_What is asked_
Exactly repeat the material, dropping every picture from the copy.

_Data excerpts_
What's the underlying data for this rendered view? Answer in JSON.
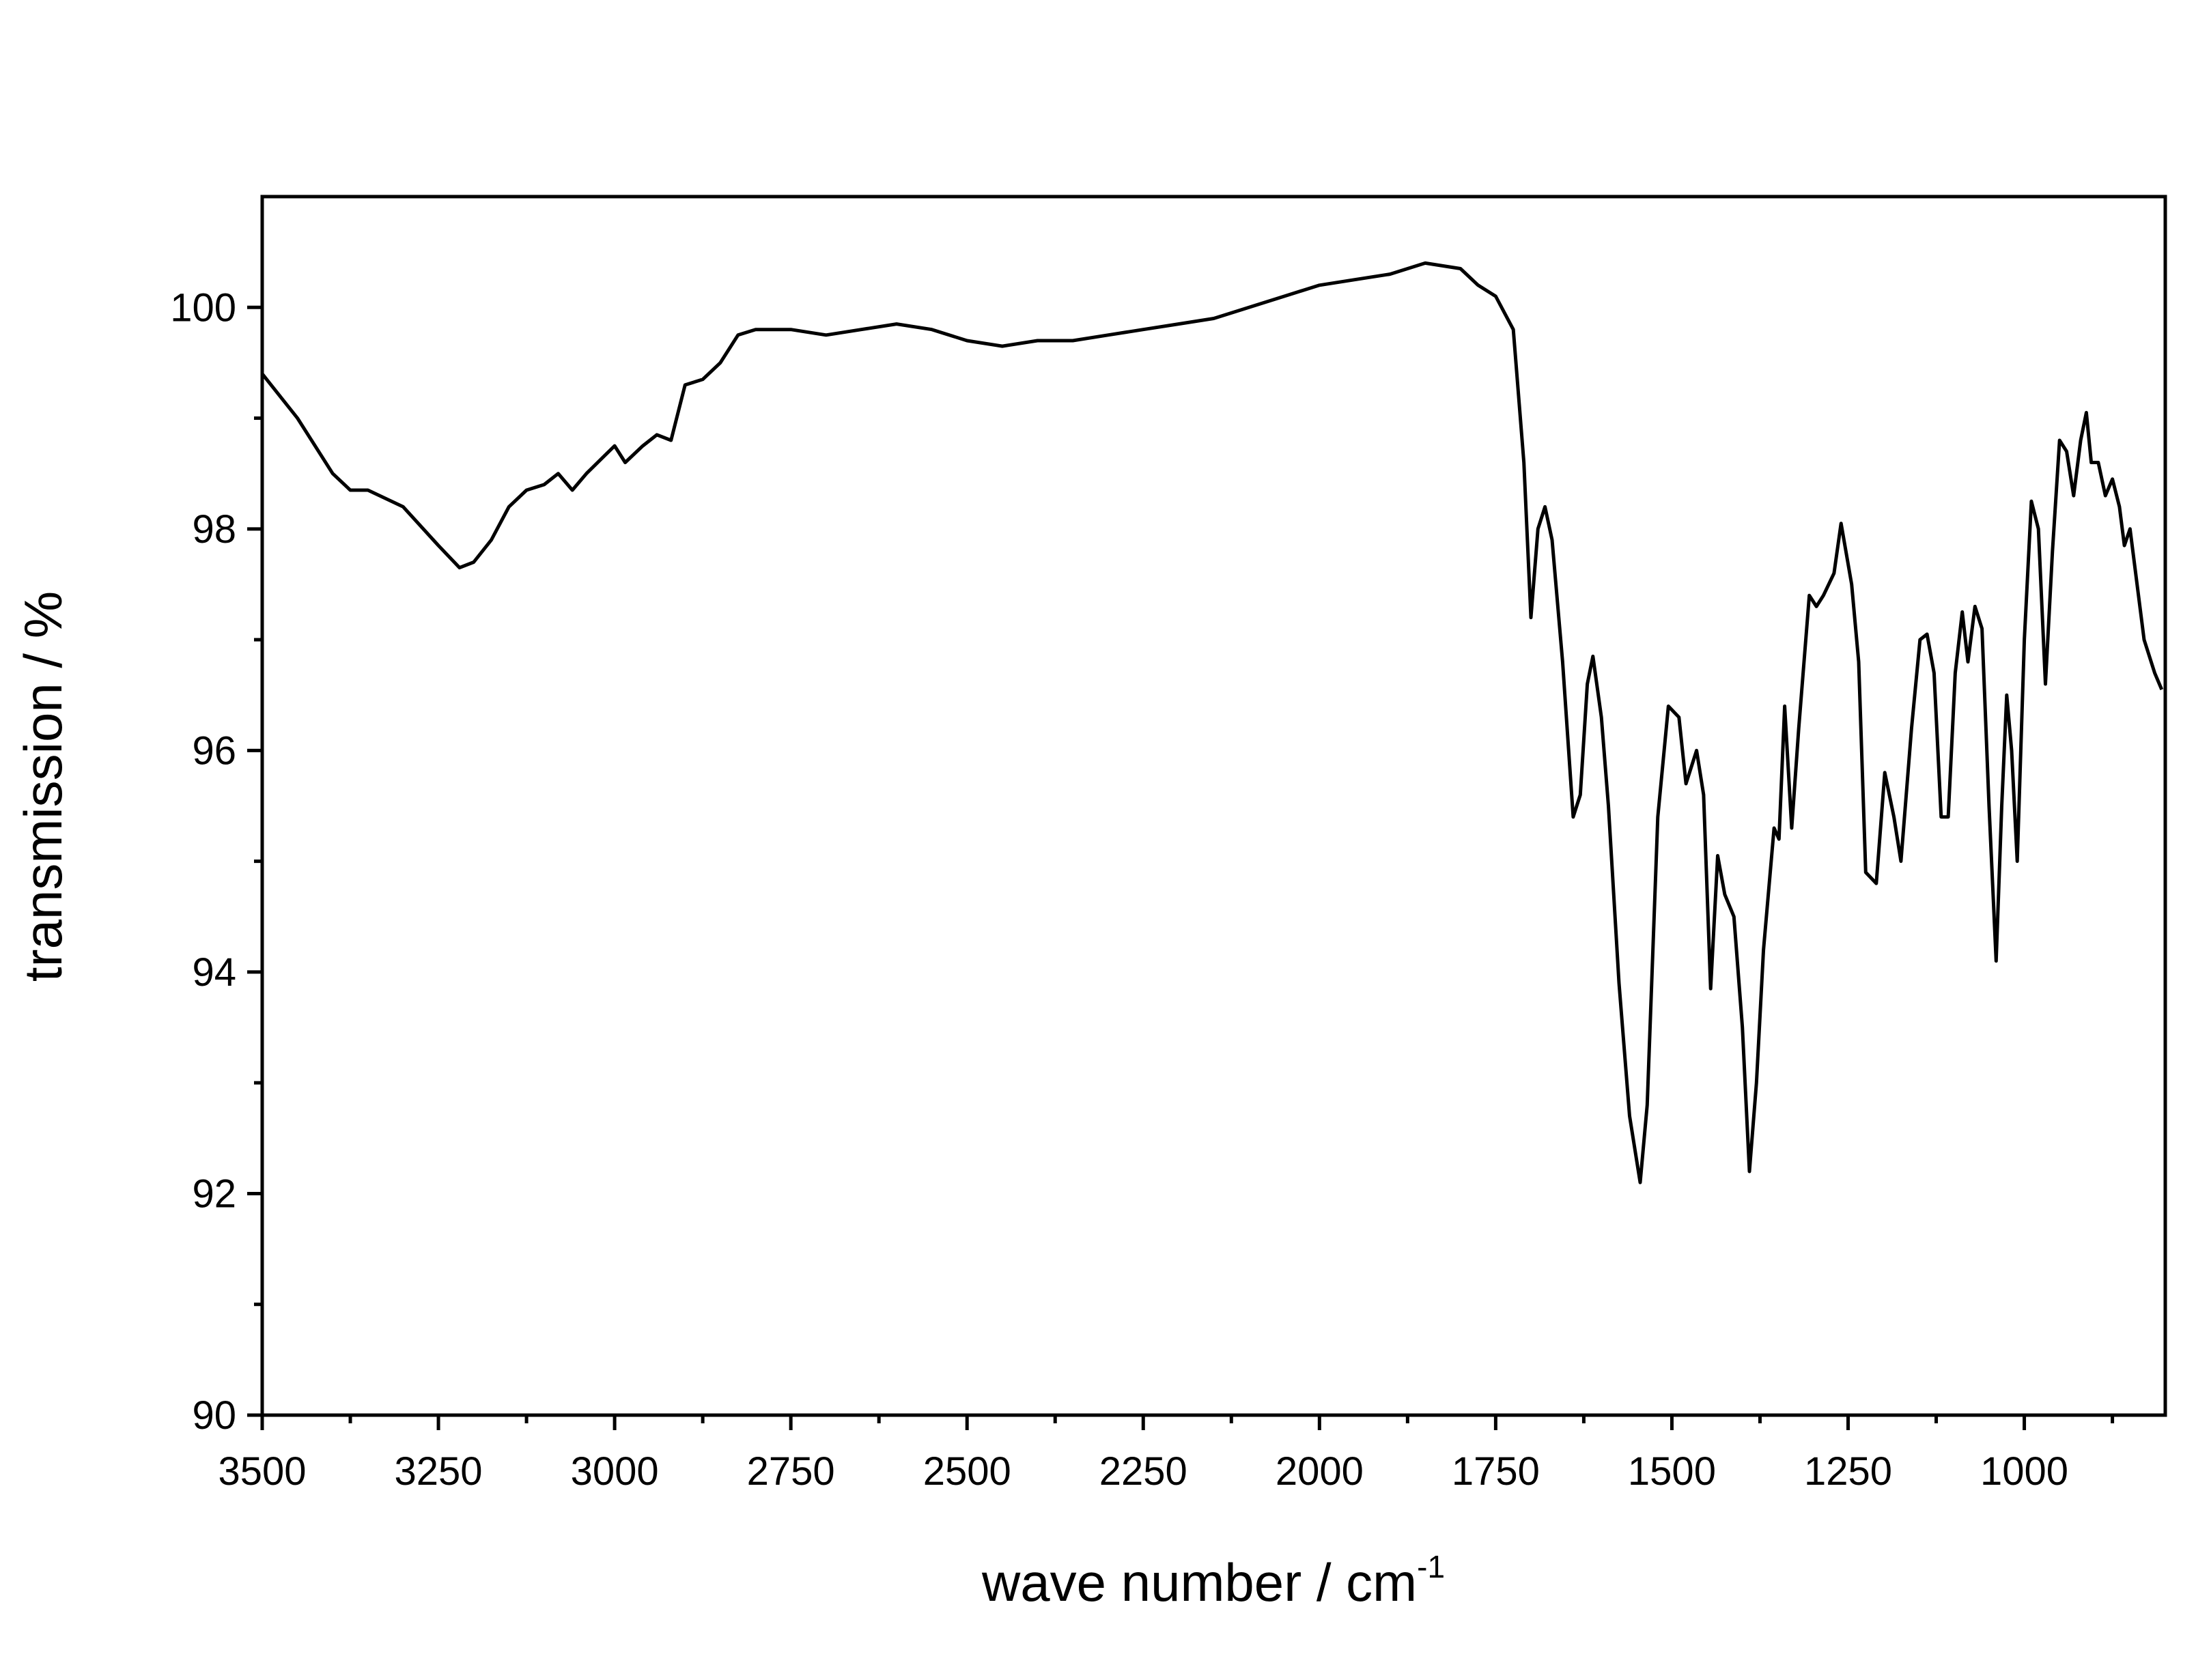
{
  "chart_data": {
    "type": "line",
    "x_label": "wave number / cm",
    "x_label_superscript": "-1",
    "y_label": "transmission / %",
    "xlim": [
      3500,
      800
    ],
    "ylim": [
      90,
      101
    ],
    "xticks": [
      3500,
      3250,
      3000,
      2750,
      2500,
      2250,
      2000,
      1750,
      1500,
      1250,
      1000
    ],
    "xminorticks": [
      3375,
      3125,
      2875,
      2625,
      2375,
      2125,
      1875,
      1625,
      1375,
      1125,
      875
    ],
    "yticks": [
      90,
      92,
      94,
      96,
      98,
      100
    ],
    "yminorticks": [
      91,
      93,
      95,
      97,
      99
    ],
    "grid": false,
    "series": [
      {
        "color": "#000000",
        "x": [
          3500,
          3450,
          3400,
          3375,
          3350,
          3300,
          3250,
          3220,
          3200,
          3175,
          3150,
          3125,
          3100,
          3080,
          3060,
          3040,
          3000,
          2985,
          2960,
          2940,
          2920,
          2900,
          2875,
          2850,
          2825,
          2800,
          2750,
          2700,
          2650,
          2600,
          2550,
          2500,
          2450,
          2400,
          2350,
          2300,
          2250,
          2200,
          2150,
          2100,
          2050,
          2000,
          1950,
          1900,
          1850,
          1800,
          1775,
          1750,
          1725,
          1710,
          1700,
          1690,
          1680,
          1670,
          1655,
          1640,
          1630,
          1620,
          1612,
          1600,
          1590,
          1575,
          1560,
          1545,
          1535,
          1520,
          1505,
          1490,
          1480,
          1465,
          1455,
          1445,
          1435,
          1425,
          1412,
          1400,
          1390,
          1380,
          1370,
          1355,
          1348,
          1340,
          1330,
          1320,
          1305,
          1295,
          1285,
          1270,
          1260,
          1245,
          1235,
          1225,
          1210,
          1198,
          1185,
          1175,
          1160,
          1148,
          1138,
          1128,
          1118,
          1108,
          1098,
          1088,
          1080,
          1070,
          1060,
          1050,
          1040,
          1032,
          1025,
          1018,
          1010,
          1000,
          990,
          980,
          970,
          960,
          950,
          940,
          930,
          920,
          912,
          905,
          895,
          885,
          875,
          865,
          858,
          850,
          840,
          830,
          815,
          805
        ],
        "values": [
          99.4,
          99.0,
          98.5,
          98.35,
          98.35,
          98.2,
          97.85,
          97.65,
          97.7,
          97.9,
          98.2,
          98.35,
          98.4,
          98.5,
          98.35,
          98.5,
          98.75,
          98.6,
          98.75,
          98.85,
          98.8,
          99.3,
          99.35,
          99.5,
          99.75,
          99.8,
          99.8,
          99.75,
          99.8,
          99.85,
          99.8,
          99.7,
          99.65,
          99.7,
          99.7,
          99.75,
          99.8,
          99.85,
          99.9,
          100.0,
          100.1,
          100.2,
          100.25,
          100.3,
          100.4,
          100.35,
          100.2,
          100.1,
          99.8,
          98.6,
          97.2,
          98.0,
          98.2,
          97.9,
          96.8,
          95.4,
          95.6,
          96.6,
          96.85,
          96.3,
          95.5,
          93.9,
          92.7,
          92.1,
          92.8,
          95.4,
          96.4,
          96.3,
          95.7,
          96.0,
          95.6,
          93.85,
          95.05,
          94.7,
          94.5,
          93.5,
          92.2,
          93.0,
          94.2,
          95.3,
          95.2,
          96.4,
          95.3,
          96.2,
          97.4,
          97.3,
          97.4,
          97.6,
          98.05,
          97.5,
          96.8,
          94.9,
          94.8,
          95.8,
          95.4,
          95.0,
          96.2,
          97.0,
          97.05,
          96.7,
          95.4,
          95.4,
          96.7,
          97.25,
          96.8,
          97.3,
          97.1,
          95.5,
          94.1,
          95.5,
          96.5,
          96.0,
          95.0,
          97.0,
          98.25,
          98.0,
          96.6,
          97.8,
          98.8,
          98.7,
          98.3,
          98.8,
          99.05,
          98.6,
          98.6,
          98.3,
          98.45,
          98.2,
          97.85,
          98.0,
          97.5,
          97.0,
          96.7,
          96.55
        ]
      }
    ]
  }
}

_Task output_
What's the underlying data for this rendered view? Answer in JSON.
{
  "chart_data": {
    "type": "line",
    "x_label": "wave number / cm",
    "x_label_superscript": "-1",
    "y_label": "transmission / %",
    "xlim": [
      3500,
      800
    ],
    "ylim": [
      90,
      101
    ],
    "xticks": [
      3500,
      3250,
      3000,
      2750,
      2500,
      2250,
      2000,
      1750,
      1500,
      1250,
      1000
    ],
    "xminorticks": [
      3375,
      3125,
      2875,
      2625,
      2375,
      2125,
      1875,
      1625,
      1375,
      1125,
      875
    ],
    "yticks": [
      90,
      92,
      94,
      96,
      98,
      100
    ],
    "yminorticks": [
      91,
      93,
      95,
      97,
      99
    ],
    "grid": false,
    "series": [
      {
        "color": "#000000",
        "x": [
          3500,
          3450,
          3400,
          3375,
          3350,
          3300,
          3250,
          3220,
          3200,
          3175,
          3150,
          3125,
          3100,
          3080,
          3060,
          3040,
          3000,
          2985,
          2960,
          2940,
          2920,
          2900,
          2875,
          2850,
          2825,
          2800,
          2750,
          2700,
          2650,
          2600,
          2550,
          2500,
          2450,
          2400,
          2350,
          2300,
          2250,
          2200,
          2150,
          2100,
          2050,
          2000,
          1950,
          1900,
          1850,
          1800,
          1775,
          1750,
          1725,
          1710,
          1700,
          1690,
          1680,
          1670,
          1655,
          1640,
          1630,
          1620,
          1612,
          1600,
          1590,
          1575,
          1560,
          1545,
          1535,
          1520,
          1505,
          1490,
          1480,
          1465,
          1455,
          1445,
          1435,
          1425,
          1412,
          1400,
          1390,
          1380,
          1370,
          1355,
          1348,
          1340,
          1330,
          1320,
          1305,
          1295,
          1285,
          1270,
          1260,
          1245,
          1235,
          1225,
          1210,
          1198,
          1185,
          1175,
          1160,
          1148,
          1138,
          1128,
          1118,
          1108,
          1098,
          1088,
          1080,
          1070,
          1060,
          1050,
          1040,
          1032,
          1025,
          1018,
          1010,
          1000,
          990,
          980,
          970,
          960,
          950,
          940,
          930,
          920,
          912,
          905,
          895,
          885,
          875,
          865,
          858,
          850,
          840,
          830,
          815,
          805
        ],
        "values": [
          99.4,
          99.0,
          98.5,
          98.35,
          98.35,
          98.2,
          97.85,
          97.65,
          97.7,
          97.9,
          98.2,
          98.35,
          98.4,
          98.5,
          98.35,
          98.5,
          98.75,
          98.6,
          98.75,
          98.85,
          98.8,
          99.3,
          99.35,
          99.5,
          99.75,
          99.8,
          99.8,
          99.75,
          99.8,
          99.85,
          99.8,
          99.7,
          99.65,
          99.7,
          99.7,
          99.75,
          99.8,
          99.85,
          99.9,
          100.0,
          100.1,
          100.2,
          100.25,
          100.3,
          100.4,
          100.35,
          100.2,
          100.1,
          99.8,
          98.6,
          97.2,
          98.0,
          98.2,
          97.9,
          96.8,
          95.4,
          95.6,
          96.6,
          96.85,
          96.3,
          95.5,
          93.9,
          92.7,
          92.1,
          92.8,
          95.4,
          96.4,
          96.3,
          95.7,
          96.0,
          95.6,
          93.85,
          95.05,
          94.7,
          94.5,
          93.5,
          92.2,
          93.0,
          94.2,
          95.3,
          95.2,
          96.4,
          95.3,
          96.2,
          97.4,
          97.3,
          97.4,
          97.6,
          98.05,
          97.5,
          96.8,
          94.9,
          94.8,
          95.8,
          95.4,
          95.0,
          96.2,
          97.0,
          97.05,
          96.7,
          95.4,
          95.4,
          96.7,
          97.25,
          96.8,
          97.3,
          97.1,
          95.5,
          94.1,
          95.5,
          96.5,
          96.0,
          95.0,
          97.0,
          98.25,
          98.0,
          96.6,
          97.8,
          98.8,
          98.7,
          98.3,
          98.8,
          99.05,
          98.6,
          98.6,
          98.3,
          98.45,
          98.2,
          97.85,
          98.0,
          97.5,
          97.0,
          96.7,
          96.55
        ]
      }
    ]
  }
}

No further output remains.